(Figure record extracts)

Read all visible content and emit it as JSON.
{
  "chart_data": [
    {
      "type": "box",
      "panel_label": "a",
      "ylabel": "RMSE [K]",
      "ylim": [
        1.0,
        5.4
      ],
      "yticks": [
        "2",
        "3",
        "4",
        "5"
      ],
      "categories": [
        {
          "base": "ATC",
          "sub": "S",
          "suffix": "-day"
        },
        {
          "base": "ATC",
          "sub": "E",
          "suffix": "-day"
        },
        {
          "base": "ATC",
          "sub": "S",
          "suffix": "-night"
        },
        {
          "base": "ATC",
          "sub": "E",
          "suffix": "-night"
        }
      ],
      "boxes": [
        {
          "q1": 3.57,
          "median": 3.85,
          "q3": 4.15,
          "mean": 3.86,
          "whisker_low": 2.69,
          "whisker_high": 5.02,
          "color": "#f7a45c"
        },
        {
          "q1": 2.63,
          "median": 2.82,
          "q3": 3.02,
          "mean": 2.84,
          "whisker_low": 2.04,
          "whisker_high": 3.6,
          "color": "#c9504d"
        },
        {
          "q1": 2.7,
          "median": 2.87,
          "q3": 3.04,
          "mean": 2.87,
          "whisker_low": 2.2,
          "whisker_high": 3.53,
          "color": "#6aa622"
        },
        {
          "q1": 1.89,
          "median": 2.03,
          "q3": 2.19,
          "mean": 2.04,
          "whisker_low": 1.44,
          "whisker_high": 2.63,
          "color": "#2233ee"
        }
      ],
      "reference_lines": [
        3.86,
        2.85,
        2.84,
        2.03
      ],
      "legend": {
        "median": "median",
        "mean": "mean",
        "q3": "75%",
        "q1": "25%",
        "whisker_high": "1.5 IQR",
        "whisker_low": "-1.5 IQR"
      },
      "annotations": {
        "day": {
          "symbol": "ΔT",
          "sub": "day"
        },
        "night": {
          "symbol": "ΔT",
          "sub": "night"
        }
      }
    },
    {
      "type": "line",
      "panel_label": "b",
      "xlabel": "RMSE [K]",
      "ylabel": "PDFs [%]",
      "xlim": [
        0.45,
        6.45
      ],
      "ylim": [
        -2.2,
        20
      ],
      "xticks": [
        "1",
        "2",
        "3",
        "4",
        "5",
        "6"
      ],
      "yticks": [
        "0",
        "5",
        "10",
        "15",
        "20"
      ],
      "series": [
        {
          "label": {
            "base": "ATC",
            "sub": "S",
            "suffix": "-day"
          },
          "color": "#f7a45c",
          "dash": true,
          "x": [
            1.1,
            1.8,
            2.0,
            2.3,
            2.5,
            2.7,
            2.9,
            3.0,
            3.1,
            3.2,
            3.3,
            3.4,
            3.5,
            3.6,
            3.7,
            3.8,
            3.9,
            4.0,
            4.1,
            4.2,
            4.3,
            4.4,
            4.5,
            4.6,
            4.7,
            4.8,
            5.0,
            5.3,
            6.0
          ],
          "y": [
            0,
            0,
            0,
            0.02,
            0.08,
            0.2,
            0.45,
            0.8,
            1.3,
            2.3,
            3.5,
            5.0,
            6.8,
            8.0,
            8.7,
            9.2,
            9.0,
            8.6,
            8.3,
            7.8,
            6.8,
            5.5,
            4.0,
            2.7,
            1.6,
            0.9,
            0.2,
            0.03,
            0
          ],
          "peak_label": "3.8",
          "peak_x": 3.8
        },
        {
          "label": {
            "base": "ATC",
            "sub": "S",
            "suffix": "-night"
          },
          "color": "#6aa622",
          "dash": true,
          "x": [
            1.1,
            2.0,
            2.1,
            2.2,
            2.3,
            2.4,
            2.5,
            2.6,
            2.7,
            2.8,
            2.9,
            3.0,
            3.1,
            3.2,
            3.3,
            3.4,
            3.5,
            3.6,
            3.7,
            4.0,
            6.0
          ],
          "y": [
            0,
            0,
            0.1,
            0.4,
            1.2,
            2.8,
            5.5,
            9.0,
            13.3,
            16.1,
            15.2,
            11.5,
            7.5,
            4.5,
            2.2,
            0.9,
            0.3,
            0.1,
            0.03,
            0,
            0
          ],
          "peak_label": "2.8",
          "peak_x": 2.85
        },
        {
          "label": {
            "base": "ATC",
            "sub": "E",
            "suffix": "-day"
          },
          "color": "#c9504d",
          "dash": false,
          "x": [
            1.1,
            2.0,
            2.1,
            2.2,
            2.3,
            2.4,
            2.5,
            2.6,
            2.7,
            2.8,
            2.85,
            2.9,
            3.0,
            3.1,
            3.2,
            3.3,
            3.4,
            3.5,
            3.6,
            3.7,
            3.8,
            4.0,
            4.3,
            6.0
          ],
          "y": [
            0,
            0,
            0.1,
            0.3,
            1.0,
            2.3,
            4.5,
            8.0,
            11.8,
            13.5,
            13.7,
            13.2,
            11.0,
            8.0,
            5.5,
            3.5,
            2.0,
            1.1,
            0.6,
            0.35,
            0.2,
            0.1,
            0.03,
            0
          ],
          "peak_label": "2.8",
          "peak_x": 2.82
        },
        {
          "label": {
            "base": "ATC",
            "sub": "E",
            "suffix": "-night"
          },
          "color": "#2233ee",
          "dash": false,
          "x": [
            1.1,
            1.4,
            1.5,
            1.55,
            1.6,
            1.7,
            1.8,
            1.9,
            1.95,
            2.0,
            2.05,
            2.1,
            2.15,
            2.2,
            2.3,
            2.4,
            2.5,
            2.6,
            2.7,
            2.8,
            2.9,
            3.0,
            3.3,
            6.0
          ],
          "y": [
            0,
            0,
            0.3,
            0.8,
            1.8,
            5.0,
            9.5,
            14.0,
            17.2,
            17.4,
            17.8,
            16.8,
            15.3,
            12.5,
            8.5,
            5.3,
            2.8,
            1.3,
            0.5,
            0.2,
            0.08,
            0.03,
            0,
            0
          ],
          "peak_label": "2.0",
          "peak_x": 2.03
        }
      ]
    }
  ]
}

Exercise description: Recopy all the lines exactly as they appear.

Exercise output:
Read all visible content and emit it as JSON.
{
  "chart_data": [
    {
      "type": "box",
      "panel_label": "a",
      "ylabel": "RMSE [K]",
      "ylim": [
        1.0,
        5.4
      ],
      "yticks": [
        "2",
        "3",
        "4",
        "5"
      ],
      "categories": [
        {
          "base": "ATC",
          "sub": "S",
          "suffix": "-day"
        },
        {
          "base": "ATC",
          "sub": "E",
          "suffix": "-day"
        },
        {
          "base": "ATC",
          "sub": "S",
          "suffix": "-night"
        },
        {
          "base": "ATC",
          "sub": "E",
          "suffix": "-night"
        }
      ],
      "boxes": [
        {
          "q1": 3.57,
          "median": 3.85,
          "q3": 4.15,
          "mean": 3.86,
          "whisker_low": 2.69,
          "whisker_high": 5.02,
          "color": "#f7a45c"
        },
        {
          "q1": 2.63,
          "median": 2.82,
          "q3": 3.02,
          "mean": 2.84,
          "whisker_low": 2.04,
          "whisker_high": 3.6,
          "color": "#c9504d"
        },
        {
          "q1": 2.7,
          "median": 2.87,
          "q3": 3.04,
          "mean": 2.87,
          "whisker_low": 2.2,
          "whisker_high": 3.53,
          "color": "#6aa622"
        },
        {
          "q1": 1.89,
          "median": 2.03,
          "q3": 2.19,
          "mean": 2.04,
          "whisker_low": 1.44,
          "whisker_high": 2.63,
          "color": "#2233ee"
        }
      ],
      "reference_lines": [
        3.86,
        2.85,
        2.84,
        2.03
      ],
      "legend": {
        "median": "median",
        "mean": "mean",
        "q3": "75%",
        "q1": "25%",
        "whisker_high": "1.5 IQR",
        "whisker_low": "-1.5 IQR"
      },
      "annotations": {
        "day": {
          "symbol": "ΔT",
          "sub": "day"
        },
        "night": {
          "symbol": "ΔT",
          "sub": "night"
        }
      }
    },
    {
      "type": "line",
      "panel_label": "b",
      "xlabel": "RMSE [K]",
      "ylabel": "PDFs [%]",
      "xlim": [
        0.45,
        6.45
      ],
      "ylim": [
        -2.2,
        20
      ],
      "xticks": [
        "1",
        "2",
        "3",
        "4",
        "5",
        "6"
      ],
      "yticks": [
        "0",
        "5",
        "10",
        "15",
        "20"
      ],
      "series": [
        {
          "label": {
            "base": "ATC",
            "sub": "S",
            "suffix": "-day"
          },
          "color": "#f7a45c",
          "dash": true,
          "x": [
            1.1,
            1.8,
            2.0,
            2.3,
            2.5,
            2.7,
            2.9,
            3.0,
            3.1,
            3.2,
            3.3,
            3.4,
            3.5,
            3.6,
            3.7,
            3.8,
            3.9,
            4.0,
            4.1,
            4.2,
            4.3,
            4.4,
            4.5,
            4.6,
            4.7,
            4.8,
            5.0,
            5.3,
            6.0
          ],
          "y": [
            0,
            0,
            0,
            0.02,
            0.08,
            0.2,
            0.45,
            0.8,
            1.3,
            2.3,
            3.5,
            5.0,
            6.8,
            8.0,
            8.7,
            9.2,
            9.0,
            8.6,
            8.3,
            7.8,
            6.8,
            5.5,
            4.0,
            2.7,
            1.6,
            0.9,
            0.2,
            0.03,
            0
          ],
          "peak_label": "3.8",
          "peak_x": 3.8
        },
        {
          "label": {
            "base": "ATC",
            "sub": "S",
            "suffix": "-night"
          },
          "color": "#6aa622",
          "dash": true,
          "x": [
            1.1,
            2.0,
            2.1,
            2.2,
            2.3,
            2.4,
            2.5,
            2.6,
            2.7,
            2.8,
            2.9,
            3.0,
            3.1,
            3.2,
            3.3,
            3.4,
            3.5,
            3.6,
            3.7,
            4.0,
            6.0
          ],
          "y": [
            0,
            0,
            0.1,
            0.4,
            1.2,
            2.8,
            5.5,
            9.0,
            13.3,
            16.1,
            15.2,
            11.5,
            7.5,
            4.5,
            2.2,
            0.9,
            0.3,
            0.1,
            0.03,
            0,
            0
          ],
          "peak_label": "2.8",
          "peak_x": 2.85
        },
        {
          "label": {
            "base": "ATC",
            "sub": "E",
            "suffix": "-day"
          },
          "color": "#c9504d",
          "dash": false,
          "x": [
            1.1,
            2.0,
            2.1,
            2.2,
            2.3,
            2.4,
            2.5,
            2.6,
            2.7,
            2.8,
            2.85,
            2.9,
            3.0,
            3.1,
            3.2,
            3.3,
            3.4,
            3.5,
            3.6,
            3.7,
            3.8,
            4.0,
            4.3,
            6.0
          ],
          "y": [
            0,
            0,
            0.1,
            0.3,
            1.0,
            2.3,
            4.5,
            8.0,
            11.8,
            13.5,
            13.7,
            13.2,
            11.0,
            8.0,
            5.5,
            3.5,
            2.0,
            1.1,
            0.6,
            0.35,
            0.2,
            0.1,
            0.03,
            0
          ],
          "peak_label": "2.8",
          "peak_x": 2.82
        },
        {
          "label": {
            "base": "ATC",
            "sub": "E",
            "suffix": "-night"
          },
          "color": "#2233ee",
          "dash": false,
          "x": [
            1.1,
            1.4,
            1.5,
            1.55,
            1.6,
            1.7,
            1.8,
            1.9,
            1.95,
            2.0,
            2.05,
            2.1,
            2.15,
            2.2,
            2.3,
            2.4,
            2.5,
            2.6,
            2.7,
            2.8,
            2.9,
            3.0,
            3.3,
            6.0
          ],
          "y": [
            0,
            0,
            0.3,
            0.8,
            1.8,
            5.0,
            9.5,
            14.0,
            17.2,
            17.4,
            17.8,
            16.8,
            15.3,
            12.5,
            8.5,
            5.3,
            2.8,
            1.3,
            0.5,
            0.2,
            0.08,
            0.03,
            0,
            0
          ],
          "peak_label": "2.0",
          "peak_x": 2.03
        }
      ]
    }
  ]
}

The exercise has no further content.